◆ **Provided records**

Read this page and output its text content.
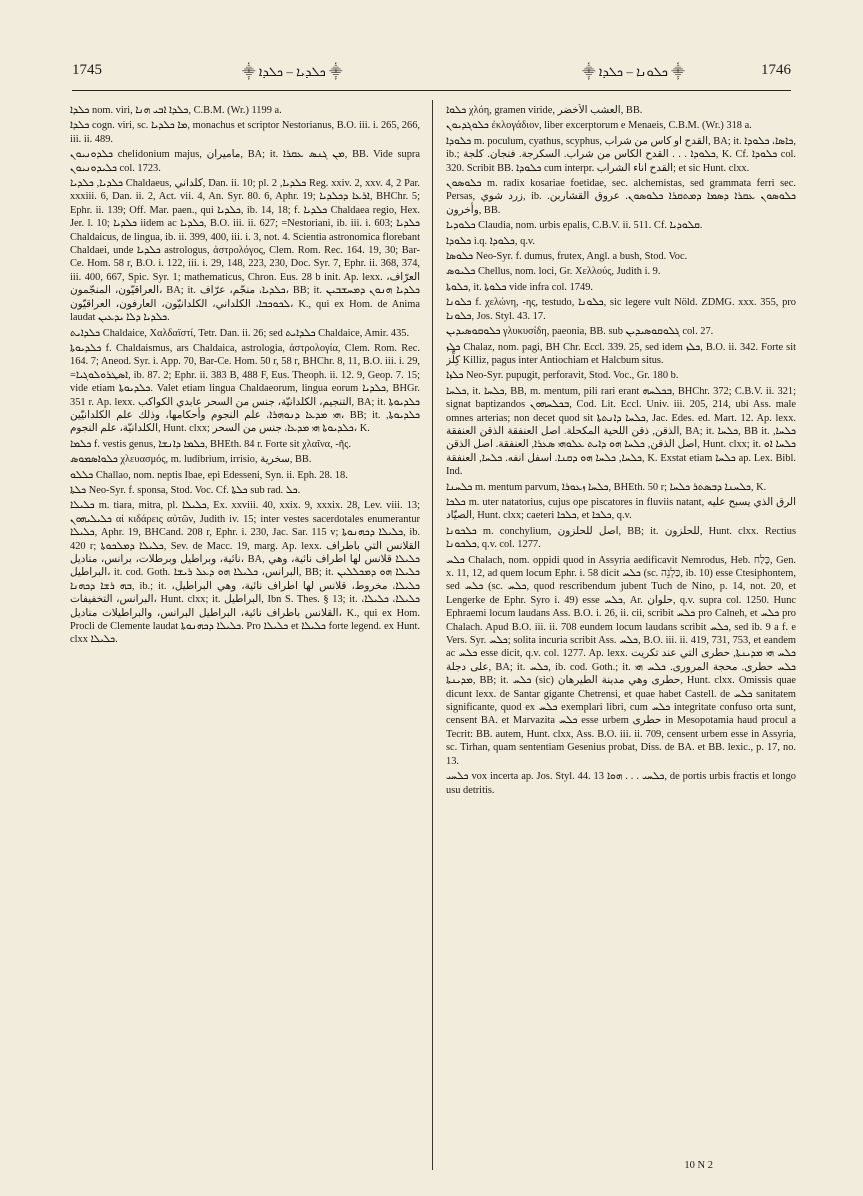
1745	⸎ ܟܠܕܝܐ ‒ ܟܠܕܐ ⸎	⸎ ܟܠܘܢܐ ‒ ܟܠܕܐ ⸎	1746

ܟܠܕܐ nom. viri, ܟܠܕܐ ܐܒܝ ܗܢܐ, C.B.M. (Wr.) 1199 a.

ܟܠܕܐ cogn. viri, sc. ܡܐ ܟܠܕܝܐ, monachus et scriptor Nestorianus, B.O. iii. i. 265, 266, iii. ii. 489.

ܟܠܕܘܢܝܘܢ chelidonium majus, ماميران, BA; it. ܡܢ ܓܢܣ ܥܩܪܐ, BB. Vide supra ܟܠܝܕܘܢܝܘܢ col. 1723.

ܟܠܕܝܐ, ܟܠܕܝܐ Chaldaeus, كلداني, Dan. ii. 10; pl. ܟܠܕܝܐ, 2 Reg. xxiv. 2, xxv. 4, 2 Par. xxxiii. 6, Dan. ii. 2, Act. vii. 4, An. Syr. 80. 6, Aphr. 19; ܐܪܥܐ ܕܟܠܕܝܐ, BHChr. 5; Ephr. ii. 139; Off. Mar. paen., qui ܟܠܕܝܐ, ib. 14, 18; f. ܟܠܕܝܐ Chaldaea regio, Hex. Jer. l. 10; ܟܠܕܝܐ iidem ac ܟܠܕܝܐ, B.O. iii. ii. 627; =Nestoriani, ib. iii. i. 603; ܟܠܕܝܐ Chaldaicus, de lingua, ib. ii. 399, 400, iii. i. 3, not. 4. Scientia astronomica florebant Chaldaei, unde ܟܠܕܝܐ astrologus, ἀστρολόγος, Clem. Rom. Rec. 164. 19, 30; Bar-Ce. Hom. 58 r, B.O. i. 122, iii. i. 29, 148, 223, 230, Doc. Syr. 7, Ephr. ii. 368, 374, iii. 400, 667, Spic. Syr. 1; mathematicus, Chron. Eus. 28 b init. Ap. lexx. العرّاف، العراقيّون، المنجّمون، BA; it. ܟܠܕܝܐ، منجّم، عرّاف، BB; it. ܟܠܕܝܐ ܗܢܘܢ ܕܡܚܫܒܝܢ ܠܟܘܟܒܐ، الكلداني، الكلدانيّون، العارفون، العراقيّون، K., qui ex Hom. de Anima laudat ܟܠܕܝܐ ܕܠܐ ܝܕܥܝܢ.

ܟܠܕܐܝܬ Chaldaice, Χαλδαϊστί, Tetr. Dan. ii. 26; sed ܟܠܕܐܝܬ Chaldaice, Amir. 435.

ܟܠܕܝܘܬܐ f. Chaldaismus, ars Chaldaica, astrologia, ἀστρολογία, Clem. Rom. Rec. 164. 7; Aneod. Syr. i. App. 70, Bar-Ce. Hom. 50 r, 58 r, BHChr. 8, 11, B.O. iii. i. 29, =ܐܣܛܪܘܠܘܓܝܐ, ib. 87. 2; Ephr. ii. 383 B, 488 F, Eus. Theoph. ii. 12. 9, Geop. 7. 15; vide etiam ܟܠܕܝܘܬܐ. Valet etiam lingua Chaldaeorum, lingua eorum ܟܠܕܝܐ, BHGr. 351 r. Ap. lexx. التنجيم، الكلدانيّة، جنس من السحر عابدي الكواكب, BA; it. ܟܠܕܝܘܬܐ ܗܝ ܡܕܥܐ ܕܢܘܗܪܐ، علم النجوم وأحكامها، وذلك علم الكلدانيّين، BB; it. ܟܠܕܝܘܬܐ, الكلدانيّة، علم النجوم, Hunt. clxx; ܟܠܕܝܘܬܐ ܗܝ ܡܕܥܐ، جنس من السحر، K.

ܟܠܡܐ f. vestis genus, ܟܠܡܐ ܕܐܢܫܐ, BHEth. 84 r. Forte sit χλαῖνα, -ῆς.

ܟܠܘܐܣܡܘܣ χλευασμός, m. ludibrium, irrisio, سخرية, BB.

ܟܠܠܘ Challao, nom. neptis Ibae, epi Edesseni, Syn. ii. Eph. 28. 18.

ܟܠܬܐ Neo-Syr. f. sponsa, Stod. Voc. Cf. ܟܠܬܐ sub rad. ܟܠ.

ܟܠܝܠܐ m. tiara, mitra, pl. ܟܠܝܠܐ, Ex. xxviii. 40, xxix. 9, xxxix. 28, Lev. viii. 13; ܟܠܝܠܝܗܘܢ αἱ κιδάρεις αὐτῶν, Judith iv. 15; inter vestes sacerdotales enumerantur ܟܠܝܠܐ, Aphr. 19, BHCand. 208 r, Ephr. i. 230, Jac. Sar. 115 v; ܟܠܝܠܐ ܕܟܗܢܘܬܐ, ib. 420 r; ܟܠܝܠܐ ܕܡܠܟܘܬܐ, Sev. de Macc. 19, marg. Ap. lexx. القلانس التي باطراف نائية، وبراطيل وبرطلات، برانس، مناديل، BA, ܟܠܝܠܐ قلانس لها اطراف نائية، وهي البراطيل، it. cod. Goth. البرانس، ܟܠܝܠܐ ܗܘ ܕܥܠ ܪܝܫܐ, BB; it. ܟܠܝܠܐ ܗܘ ܕܡܟܠܠܝܢ ܒܗ ܪܫܐ ܕܟܗܢܐ, ib.; it. ܟܠܝܠܐ، مخروط، قلانس لها اطراف نائية، وهي البراطيل، البرانس، التخفيفات، Hunt. clxx; it. البراطيل, Ibn S. Thes. § 13; it. ܟܠܝܠܐ، ܟܠܝܠܐ، القلانس باطراف نائية، البراطيل البرانس، والبراطيلات مناديل، K., qui ex Hom. Procli de Clemente laudat ܟܠܝܠܐ ܕܟܗܢܘܬܐ. Pro ܟܠܝܠܐ et ܟܠܝܠܐ forte legend. ex Hunt. clxx ܟܠܝܠܐ.

ܟܠܘܐ χλόη, gramen viride, العشب الأخضر, BB.

ܟܠܘܓܕܝܘܢ ἐκλογάδιον, liber excerptorum e Menaeis, C.B.M. (Wr.) 318 a.

ܟܠܘܕܐ m. poculum, cyathus, scyphus, القدح او كاس من شراب, BA; it. ܟܐܣܐ، ܟܠܘܕܐ, ib.; ܟܠܘܕܐ . . . القدح الكاس من شراب. السكرجة. فنجان. كلجة, K. Cf. ܟܠܘܕܐ col. 320. Scribit BB. ܟܠܘܕܐ cum interpr. القدح اناء الشراب; et sic Hunt. clxx.

ܟܠܘܣܘܢ m. radix kosariae foetidae, sec. alchemistas, sed grammata ferri sec. Persas, زرد شوي, ib. ܟܠܘܣܘܢ ܥܩܪܐ ܕܣܡܐ ܕܡܬܩܪܐ ܟܠܘܣܘܢ. عروق القشاربن. وأخرون, BB.

ܟܠܘܕܝܐ Claudia, nom. urbis epalis, C.B.V. ii. 511. Cf. ܩܠܘܕܝܐ.

ܟܠܘܕܐ i.q. ܟܠܘܕܐ, q.v.

ܟܠܘܣܐ Neo-Syr. f. dumus, frutex, Angl. a bush, Stod. Voc.

ܟܠܝܘܣ Chellus, nom. loci, Gr. Χελλούς, Judith i. 9.

ܟܠܘܬܐ, it. ܟܠܘܬܐ vide infra col. 1749.

ܟܠܘܢܐ f. χελώνη, -ης, testudo, ܟܠܘܢܐ, sic legere vult Nöld. ZDMG. xxx. 355, pro ܟܠܘܢܐ, Jos. Styl. 43. 17.

ܟܠܘܩܘܣܝܕܝܢ γλυκυσίδη, paeonia, BB. sub ܓܠܘܩܘܣܝܕܝܢ col. 27.

ܟܠܙ Chalaz, nom. pagi, BH Chr. Eccl. 339. 25, sed idem ܟܠܙ, B.O. ii. 342. Forte sit كِلِّز Killiz, pagus inter Antiochiam et Halcbum situs.

ܟܠܙܐ Neo-Syr. pupugit, perforavit, Stod. Voc., Gr. 180 b.

ܟܠܚܐ, it. ܟܠܚܐ, BB, m. mentum, pili rari erant ܒܟܠܚܗ, BHChr. 372; C.B.V. ii. 321; signat baptizandos ܒܟܠܚܗܘܢ, Cod. Lit. Eccl. Univ. iii. 205, 214, ubi Ass. male omnes arterias; non decet quod sit ܟܠܚܐ ܕܐܢܬܬܐ, Jac. Edes. ed. Mart. 12. Ap. lexx. الذقن, ذقن اللحية المكحلة. اصل العنفقة الذقن العنفقة, BA; it. ܟܠܚܐ, BB it. ܟܠܚܐ, اصل الذقن, ܟܠܚܐ ܗܘ ܕܐܝܬ ܥܠܘܗܝ ܣܥܪܐ, العنفقة. اصل الذقن, Hunt. clxx; it. ܟܠܚܐ ܐܘ ܟܠܚܐ, ܟܠܚܐ ܗܘ ܕܩܢܐ. اسفل انفه. ܟܠܚܐ, العنفقة, K. Exstat etiam ܟܠܚܐ ap. Lex. Bibl. Ind.

ܟܠܚܢܐ m. mentum parvum, ܟܠܚܐ ܙܥܘܪܐ, BHEth. 50 r; ܟܠܚܢܐ ܕܒܣܬܪ ܟܠܚܐ, K.

ܟܠܟܐ m. uter natatorius, cujus ope piscatores in fluviis natant, الرق الذي يسبح عليه الصيّاد, Hunt. clxx; caeteri ܟܠܟܐ, et ܟܠܟܐ, q.v.

ܟܠܟܘܢܐ m. conchylium, اصل للحلزون, BB; it. للحلزون, Hunt. clxx. Rectius ܟܠܟܘܢܐ, q.v. col. 1277.

ܟܠܚ Chalach, nom. oppidi quod in Assyria aedificavit Nemrodus, Heb. כָּלַח, Gen. x. 11, 12, ad quem locum Ephr. i. 58 dicit ܟܠܚ (sc. כַּלְנֵה, ib. 10) esse Ctesiphontem, sed ܟܠܚ (sc. ܟܠܚ, quod rescribendum jubent Tuch de Nino, p. 14, not. 20, et Lengerke de Ephr. Syro i. 49) esse ܟܠܚ, Ar. حلوان, q.v. supra col. 1250. Hunc Ephraemi locum laudans Ass. B.O. i. 26, ii. cii, scribit ܟܠܚ pro Calneh, et ܟܠܚ pro Chalach. Apud B.O. iii. ii. 708 eundem locum laudans scribit ܟܠܚ, sed ib. 9 a f. e Vers. Syr. ܟܠܚ; solita incuria scribit Ass. ܟܠܚ, B.O. iii. ii. 419, 731, 753, et eandem ac ܟܠܚ esse dicit, q.v. col. 1277. Ap. lexx. ܟܠܚ ܗܝ ܡܕܝܢܬܐ, حطرى التي عند تكريت على دجلة, BA; it. ܟܠܚ, ib. cod. Goth.; it. ܟܠܚ حطرى. محجة المرورى. ܟܠܚ ܗܝ ܡܕܝܢܬܐ, BB; it. ܟܠܚ (sic) حطرى وهي مدينة الطيرهان, Hunt. clxx. Omissis quae dicunt lexx. de Santar gigante Chetrensi, et quae habet Castell. de ܟܠܚ sanitatem significante, quod ex ܟܠܚ exemplari libri, cum ܟܠܚ integritate confuso orta sunt, censent BA. et Marvazita ܟܠܚ esse urbem حطرى in Mesopotamia haud procul a Tecrit: BB. autem, Hunt. clxx, Ass. B.O. iii. ii. 709, censent urbem esse in Assyria, sc. Tirhan, quam sententiam Gesenius probat, Diss. de BA. et BB. lexic., p. 17, no. 13.

ܟܠܚܝ vox incerta ap. Jos. Styl. 44. 13 ܟܠܚܝ . . . ܗܘܐ, de portis urbis fractis et longo usu detritis.

10 N 2
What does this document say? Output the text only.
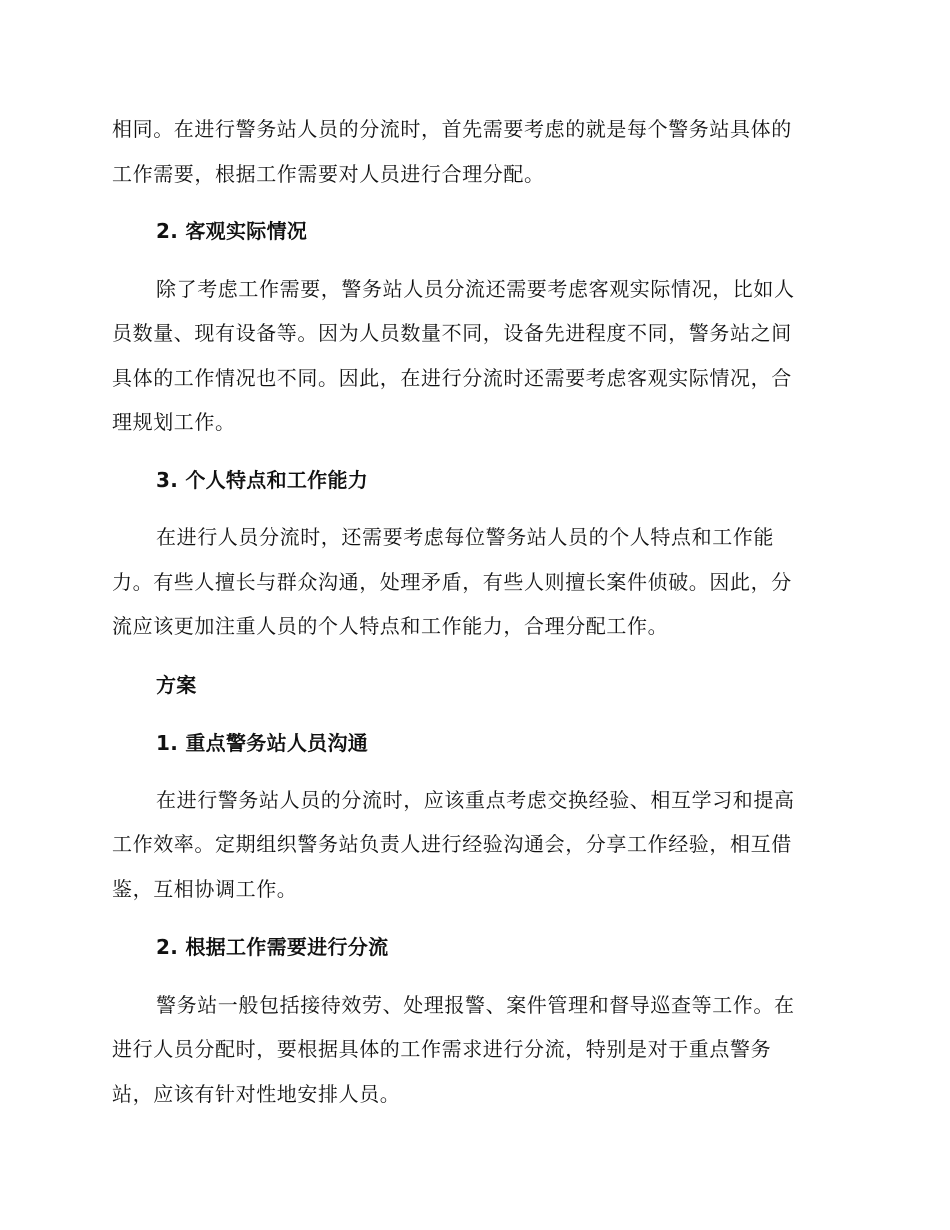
相同。在进行警务站人员的分流时，首先需要考虑的就是每个警务站具体的
工作需要，根据工作需要对人员进行合理分配。
2. 客观实际情况
除了考虑工作需要，警务站人员分流还需要考虑客观实际情况，比如人
员数量、现有设备等。因为人员数量不同，设备先进程度不同，警务站之间
具体的工作情况也不同。因此，在进行分流时还需要考虑客观实际情况，合
理规划工作。
3. 个人特点和工作能力
在进行人员分流时，还需要考虑每位警务站人员的个人特点和工作能
力。有些人擅长与群众沟通，处理矛盾，有些人则擅长案件侦破。因此，分
流应该更加注重人员的个人特点和工作能力，合理分配工作。
方案
1. 重点警务站人员沟通
在进行警务站人员的分流时，应该重点考虑交换经验、相互学习和提高
工作效率。定期组织警务站负责人进行经验沟通会，分享工作经验，相互借
鉴，互相协调工作。
2. 根据工作需要进行分流
警务站一般包括接待效劳、处理报警、案件管理和督导巡查等工作。在
进行人员分配时，要根据具体的工作需求进行分流，特别是对于重点警务
站，应该有针对性地安排人员。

◆ **The task**
Output only the lines from the one that contains "What does this" to the end of the entries above, both end lines included, and drop the pictures.

◆ **Solution for this exercise**
What does this document say? Output the text only.
相同。在进行警务站人员的分流时，首先需要考虑的就是每个警务站具体的
工作需要，根据工作需要对人员进行合理分配。
2. 客观实际情况
除了考虑工作需要，警务站人员分流还需要考虑客观实际情况，比如人
员数量、现有设备等。因为人员数量不同，设备先进程度不同，警务站之间
具体的工作情况也不同。因此，在进行分流时还需要考虑客观实际情况，合
理规划工作。
3. 个人特点和工作能力
在进行人员分流时，还需要考虑每位警务站人员的个人特点和工作能
力。有些人擅长与群众沟通，处理矛盾，有些人则擅长案件侦破。因此，分
流应该更加注重人员的个人特点和工作能力，合理分配工作。
方案
1. 重点警务站人员沟通
在进行警务站人员的分流时，应该重点考虑交换经验、相互学习和提高
工作效率。定期组织警务站负责人进行经验沟通会，分享工作经验，相互借
鉴，互相协调工作。
2. 根据工作需要进行分流
警务站一般包括接待效劳、处理报警、案件管理和督导巡查等工作。在
进行人员分配时，要根据具体的工作需求进行分流，特别是对于重点警务
站，应该有针对性地安排人员。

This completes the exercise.